-- begin EXERCISE MATERIAL --

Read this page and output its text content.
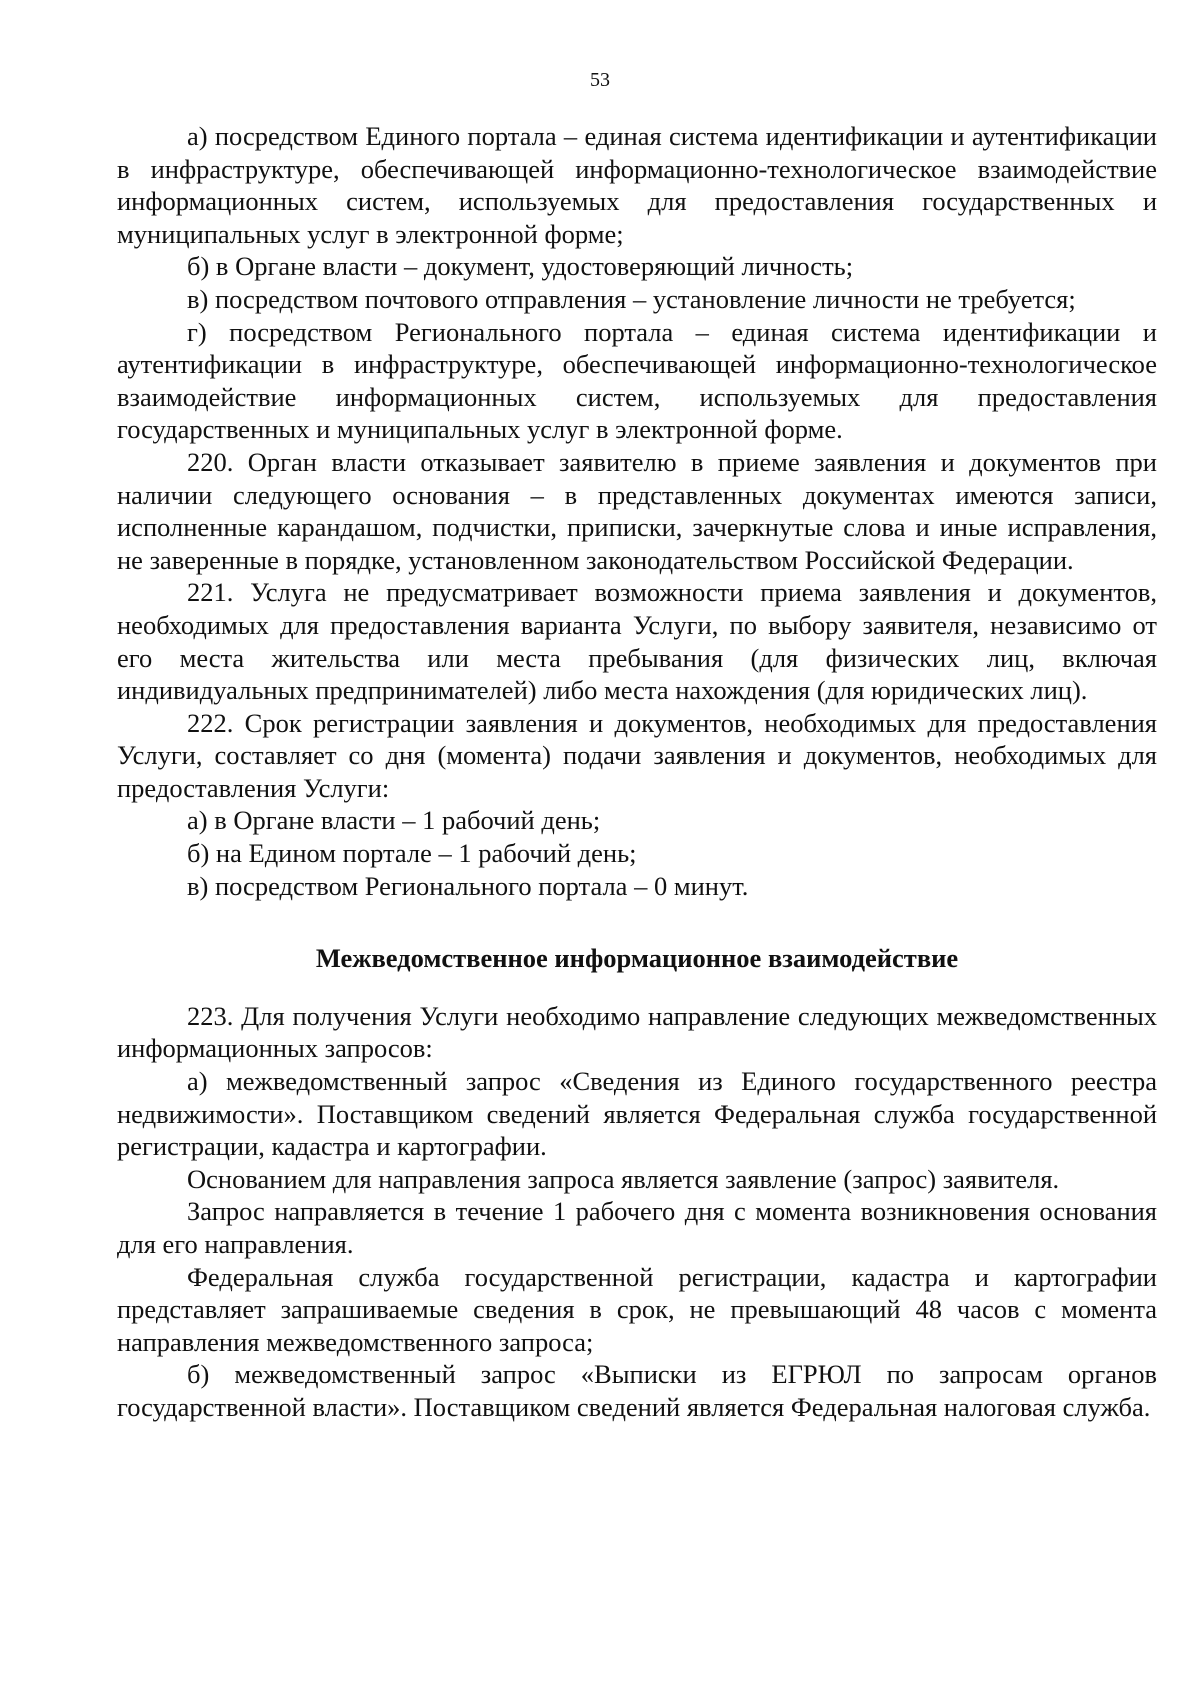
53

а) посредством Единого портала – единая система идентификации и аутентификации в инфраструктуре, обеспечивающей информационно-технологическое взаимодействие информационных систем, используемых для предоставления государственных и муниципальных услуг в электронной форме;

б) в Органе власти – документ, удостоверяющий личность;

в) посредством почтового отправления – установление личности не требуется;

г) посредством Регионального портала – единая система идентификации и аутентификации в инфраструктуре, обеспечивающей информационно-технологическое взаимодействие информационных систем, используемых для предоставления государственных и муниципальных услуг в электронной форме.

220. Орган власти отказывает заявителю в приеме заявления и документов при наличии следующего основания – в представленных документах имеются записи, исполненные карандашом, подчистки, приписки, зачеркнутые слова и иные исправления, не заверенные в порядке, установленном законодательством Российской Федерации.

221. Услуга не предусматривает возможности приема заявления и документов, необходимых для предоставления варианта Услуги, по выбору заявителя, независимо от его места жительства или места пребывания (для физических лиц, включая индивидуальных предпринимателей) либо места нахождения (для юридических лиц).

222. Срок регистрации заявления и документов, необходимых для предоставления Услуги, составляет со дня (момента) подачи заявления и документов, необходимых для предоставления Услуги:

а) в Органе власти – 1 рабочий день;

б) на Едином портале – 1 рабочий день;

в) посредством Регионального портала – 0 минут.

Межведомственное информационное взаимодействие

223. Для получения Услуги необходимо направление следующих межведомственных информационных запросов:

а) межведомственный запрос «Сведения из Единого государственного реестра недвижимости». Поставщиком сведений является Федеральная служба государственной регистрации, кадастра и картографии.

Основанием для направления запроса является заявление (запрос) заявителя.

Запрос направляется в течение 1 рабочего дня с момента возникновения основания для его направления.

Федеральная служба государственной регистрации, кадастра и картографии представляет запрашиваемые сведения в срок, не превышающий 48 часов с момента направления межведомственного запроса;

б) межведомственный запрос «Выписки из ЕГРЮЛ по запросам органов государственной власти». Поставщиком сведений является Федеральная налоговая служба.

-- end EXERCISE MATERIAL --

=== WHAT YOU NEED TO DO ===
Scan the records above for the string "рабочий", then select every line that holds it.

=== EXERCISE ANSWER ===
а) в Органе власти – 1 рабочий день;
б) на Едином портале – 1 рабочий день;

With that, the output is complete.